WRITTEN TASK - From the entries below, extract every line that includes the word "this".

DATA TO USE -
┌──
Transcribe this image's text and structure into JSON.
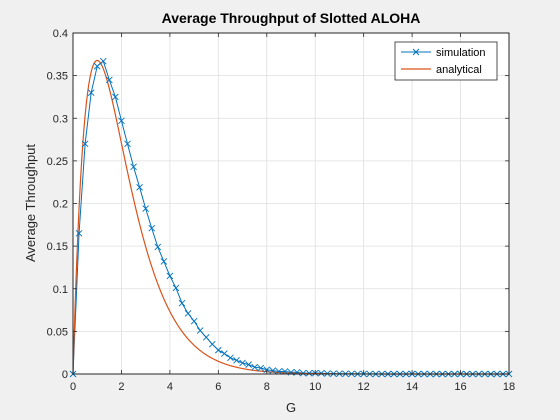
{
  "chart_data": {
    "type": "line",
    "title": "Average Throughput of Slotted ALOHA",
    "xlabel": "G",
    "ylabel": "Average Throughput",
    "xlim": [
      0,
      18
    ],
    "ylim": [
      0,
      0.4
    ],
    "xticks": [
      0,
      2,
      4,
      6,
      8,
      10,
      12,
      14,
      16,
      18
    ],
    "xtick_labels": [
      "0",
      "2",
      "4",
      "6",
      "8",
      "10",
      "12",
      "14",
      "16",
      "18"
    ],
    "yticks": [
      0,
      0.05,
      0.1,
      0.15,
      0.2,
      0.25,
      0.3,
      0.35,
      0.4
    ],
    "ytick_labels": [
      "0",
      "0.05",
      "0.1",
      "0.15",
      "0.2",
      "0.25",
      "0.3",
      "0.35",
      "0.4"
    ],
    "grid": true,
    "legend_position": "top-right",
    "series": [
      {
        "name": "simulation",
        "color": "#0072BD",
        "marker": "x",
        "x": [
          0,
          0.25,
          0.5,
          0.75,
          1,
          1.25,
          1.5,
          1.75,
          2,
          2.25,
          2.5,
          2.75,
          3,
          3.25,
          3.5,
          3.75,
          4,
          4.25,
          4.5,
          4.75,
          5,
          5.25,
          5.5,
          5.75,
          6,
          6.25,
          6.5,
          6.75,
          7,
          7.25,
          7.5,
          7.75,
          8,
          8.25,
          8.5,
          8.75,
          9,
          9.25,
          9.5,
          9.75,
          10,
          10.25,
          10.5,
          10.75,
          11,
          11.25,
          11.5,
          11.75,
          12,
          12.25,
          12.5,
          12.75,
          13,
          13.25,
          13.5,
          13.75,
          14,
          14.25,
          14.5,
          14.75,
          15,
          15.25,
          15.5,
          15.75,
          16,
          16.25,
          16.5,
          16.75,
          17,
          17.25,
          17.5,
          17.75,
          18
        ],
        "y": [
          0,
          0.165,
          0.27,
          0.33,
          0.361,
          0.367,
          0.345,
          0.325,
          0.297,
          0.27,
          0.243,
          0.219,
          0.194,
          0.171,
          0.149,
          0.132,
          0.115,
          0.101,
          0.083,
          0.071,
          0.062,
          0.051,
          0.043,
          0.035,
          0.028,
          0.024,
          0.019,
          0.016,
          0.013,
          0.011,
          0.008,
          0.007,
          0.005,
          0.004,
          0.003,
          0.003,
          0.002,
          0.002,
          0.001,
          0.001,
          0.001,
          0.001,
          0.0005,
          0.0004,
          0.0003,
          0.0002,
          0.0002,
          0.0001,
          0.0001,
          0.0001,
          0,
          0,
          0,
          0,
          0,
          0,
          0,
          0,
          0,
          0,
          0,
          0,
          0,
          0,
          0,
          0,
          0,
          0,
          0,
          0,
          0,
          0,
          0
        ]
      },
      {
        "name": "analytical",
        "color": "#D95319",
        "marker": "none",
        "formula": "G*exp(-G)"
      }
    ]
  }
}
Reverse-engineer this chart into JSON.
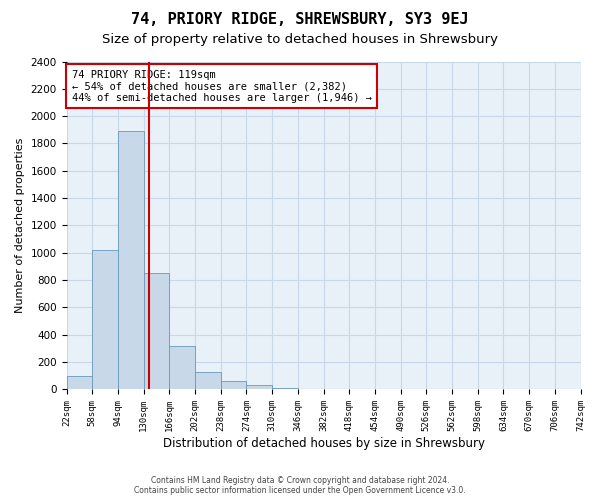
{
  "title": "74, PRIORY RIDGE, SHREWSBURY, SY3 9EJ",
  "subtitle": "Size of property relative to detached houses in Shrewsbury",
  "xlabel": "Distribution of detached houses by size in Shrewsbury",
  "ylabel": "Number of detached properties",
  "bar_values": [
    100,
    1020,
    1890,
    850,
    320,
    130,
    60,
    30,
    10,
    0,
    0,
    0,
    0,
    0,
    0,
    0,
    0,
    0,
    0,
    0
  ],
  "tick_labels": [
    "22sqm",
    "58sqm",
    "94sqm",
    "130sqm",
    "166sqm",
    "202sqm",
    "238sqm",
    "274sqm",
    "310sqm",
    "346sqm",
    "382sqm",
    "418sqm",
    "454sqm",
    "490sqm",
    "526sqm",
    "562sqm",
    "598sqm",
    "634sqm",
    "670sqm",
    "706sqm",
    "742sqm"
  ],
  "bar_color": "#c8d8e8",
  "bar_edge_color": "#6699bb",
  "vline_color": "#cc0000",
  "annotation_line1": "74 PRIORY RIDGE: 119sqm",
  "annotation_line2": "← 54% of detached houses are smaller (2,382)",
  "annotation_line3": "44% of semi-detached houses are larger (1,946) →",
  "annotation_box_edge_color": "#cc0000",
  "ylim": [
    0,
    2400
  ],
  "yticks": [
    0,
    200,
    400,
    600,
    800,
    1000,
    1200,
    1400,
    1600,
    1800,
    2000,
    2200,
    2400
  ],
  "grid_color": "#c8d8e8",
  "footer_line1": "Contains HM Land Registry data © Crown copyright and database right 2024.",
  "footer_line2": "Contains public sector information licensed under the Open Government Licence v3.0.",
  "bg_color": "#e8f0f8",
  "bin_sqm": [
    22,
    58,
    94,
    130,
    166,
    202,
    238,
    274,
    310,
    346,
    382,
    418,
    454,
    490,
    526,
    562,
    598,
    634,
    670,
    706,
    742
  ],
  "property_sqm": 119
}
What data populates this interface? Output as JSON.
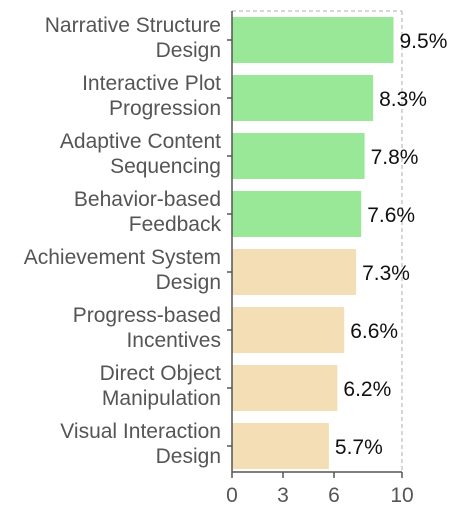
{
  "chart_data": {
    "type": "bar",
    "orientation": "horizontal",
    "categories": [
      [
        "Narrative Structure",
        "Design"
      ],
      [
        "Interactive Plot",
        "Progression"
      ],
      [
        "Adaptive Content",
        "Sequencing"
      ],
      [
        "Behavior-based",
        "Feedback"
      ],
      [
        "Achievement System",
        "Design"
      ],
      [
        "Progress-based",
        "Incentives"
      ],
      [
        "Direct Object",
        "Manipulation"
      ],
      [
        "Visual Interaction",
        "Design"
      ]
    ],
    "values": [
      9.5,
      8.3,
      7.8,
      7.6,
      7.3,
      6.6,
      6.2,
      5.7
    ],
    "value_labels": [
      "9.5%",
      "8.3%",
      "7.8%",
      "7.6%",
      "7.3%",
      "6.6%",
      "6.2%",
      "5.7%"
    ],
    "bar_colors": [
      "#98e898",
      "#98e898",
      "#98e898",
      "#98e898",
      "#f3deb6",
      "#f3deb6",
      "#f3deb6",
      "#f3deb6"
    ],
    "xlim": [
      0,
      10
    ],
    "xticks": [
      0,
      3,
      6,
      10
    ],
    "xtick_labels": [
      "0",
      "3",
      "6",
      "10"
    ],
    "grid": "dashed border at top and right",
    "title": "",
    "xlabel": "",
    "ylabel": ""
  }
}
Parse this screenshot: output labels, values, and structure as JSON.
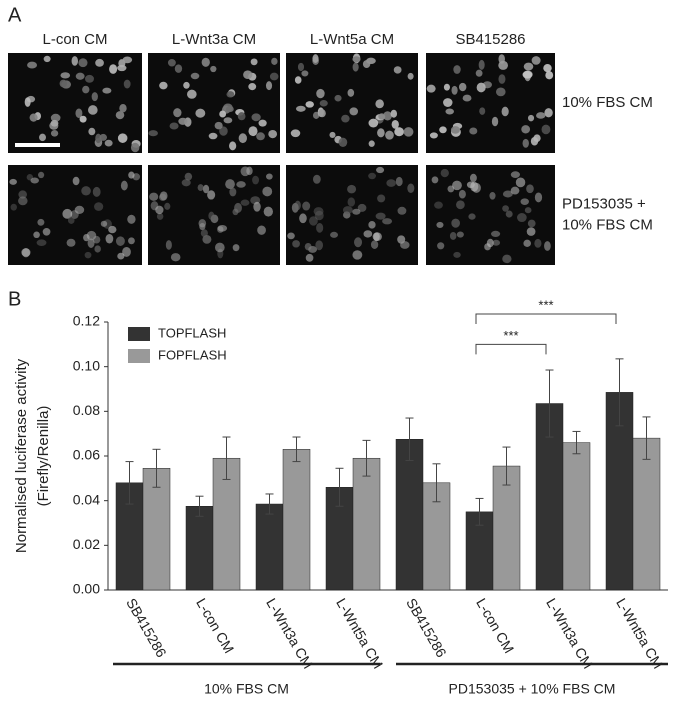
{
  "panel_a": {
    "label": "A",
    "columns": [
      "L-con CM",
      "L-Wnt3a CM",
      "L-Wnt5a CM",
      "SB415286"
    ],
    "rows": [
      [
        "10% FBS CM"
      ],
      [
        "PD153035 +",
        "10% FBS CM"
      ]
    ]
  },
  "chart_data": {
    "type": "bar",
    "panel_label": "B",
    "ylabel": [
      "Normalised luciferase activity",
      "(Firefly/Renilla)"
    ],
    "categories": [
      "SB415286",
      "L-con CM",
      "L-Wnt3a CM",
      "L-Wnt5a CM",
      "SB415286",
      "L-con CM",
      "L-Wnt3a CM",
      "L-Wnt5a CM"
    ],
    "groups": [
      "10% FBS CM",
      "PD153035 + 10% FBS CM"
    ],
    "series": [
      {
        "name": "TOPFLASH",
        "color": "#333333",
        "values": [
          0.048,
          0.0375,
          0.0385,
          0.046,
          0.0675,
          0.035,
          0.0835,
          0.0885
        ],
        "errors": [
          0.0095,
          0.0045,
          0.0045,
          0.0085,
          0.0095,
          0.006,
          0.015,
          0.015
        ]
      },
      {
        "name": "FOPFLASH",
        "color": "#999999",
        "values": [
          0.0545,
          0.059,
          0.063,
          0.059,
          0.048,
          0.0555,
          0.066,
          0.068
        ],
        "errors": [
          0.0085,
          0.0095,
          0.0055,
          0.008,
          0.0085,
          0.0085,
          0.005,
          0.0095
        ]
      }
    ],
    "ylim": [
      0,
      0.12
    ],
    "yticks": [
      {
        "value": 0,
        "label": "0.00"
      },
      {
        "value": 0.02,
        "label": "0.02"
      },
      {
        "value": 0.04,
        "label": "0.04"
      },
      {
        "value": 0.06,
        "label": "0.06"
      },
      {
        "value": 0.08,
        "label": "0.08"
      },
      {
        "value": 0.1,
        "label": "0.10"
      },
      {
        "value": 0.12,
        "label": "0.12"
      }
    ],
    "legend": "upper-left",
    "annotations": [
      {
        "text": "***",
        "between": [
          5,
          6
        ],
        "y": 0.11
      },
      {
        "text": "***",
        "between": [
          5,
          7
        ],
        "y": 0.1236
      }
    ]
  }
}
└──
CORRECT RESPONSE -
Transcribe this image's text and structure into JSON.
Reverse-engineer this chart into JSON.
What data populates this interface? Output as JSON.
Parse this screenshot: output labels, values, and structure as JSON.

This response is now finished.